Make an exact copy of the lines, leaving the pictures out.
** start of DATASET ROWS **
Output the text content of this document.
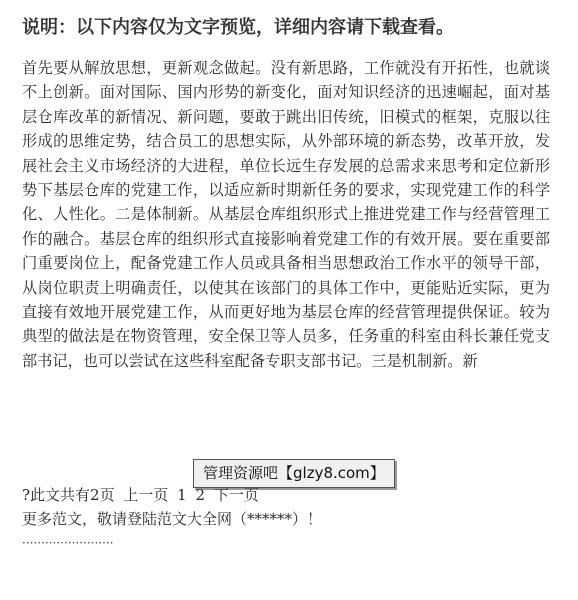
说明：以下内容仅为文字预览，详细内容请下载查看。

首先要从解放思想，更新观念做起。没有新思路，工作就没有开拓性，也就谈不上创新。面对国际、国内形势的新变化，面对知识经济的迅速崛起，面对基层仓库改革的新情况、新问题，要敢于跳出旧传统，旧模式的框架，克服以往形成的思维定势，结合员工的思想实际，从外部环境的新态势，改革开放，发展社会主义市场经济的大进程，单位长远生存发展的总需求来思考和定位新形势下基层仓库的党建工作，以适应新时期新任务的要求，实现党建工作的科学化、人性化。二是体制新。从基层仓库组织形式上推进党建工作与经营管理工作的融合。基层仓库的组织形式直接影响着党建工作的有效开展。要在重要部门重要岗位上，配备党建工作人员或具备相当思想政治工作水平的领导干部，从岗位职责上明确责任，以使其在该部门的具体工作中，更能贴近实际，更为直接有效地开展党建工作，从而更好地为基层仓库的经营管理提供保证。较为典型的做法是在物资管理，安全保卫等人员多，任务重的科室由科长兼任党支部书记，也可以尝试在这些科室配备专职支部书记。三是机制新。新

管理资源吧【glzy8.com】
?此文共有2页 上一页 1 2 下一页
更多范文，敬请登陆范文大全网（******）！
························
** end of DATASET ROWS **
COMPLETE ANSWER:
Output the text content of this document.
说明：以下内容仅为文字预览，详细内容请下载查看。

首先要从解放思想，更新观念做起。没有新思路，工作就没有开拓性，也就谈不上创新。面对国际、国内形势的新变化，面对知识经济的迅速崛起，面对基层仓库改革的新情况、新问题，要敢于跳出旧传统，旧模式的框架，克服以往形成的思维定势，结合员工的思想实际，从外部环境的新态势，改革开放，发展社会主义市场经济的大进程，单位长远生存发展的总需求来思考和定位新形势下基层仓库的党建工作，以适应新时期新任务的要求，实现党建工作的科学化、人性化。二是体制新。从基层仓库组织形式上推进党建工作与经营管理工作的融合。基层仓库的组织形式直接影响着党建工作的有效开展。要在重要部门重要岗位上，配备党建工作人员或具备相当思想政治工作水平的领导干部，从岗位职责上明确责任，以使其在该部门的具体工作中，更能贴近实际，更为直接有效地开展党建工作，从而更好地为基层仓库的经营管理提供保证。较为典型的做法是在物资管理，安全保卫等人员多，任务重的科室由科长兼任党支部书记，也可以尝试在这些科室配备专职支部书记。三是机制新。新

管理资源吧【glzy8.com】
?此文共有2页 上一页 1 2 下一页
更多范文，敬请登陆范文大全网（******）！
························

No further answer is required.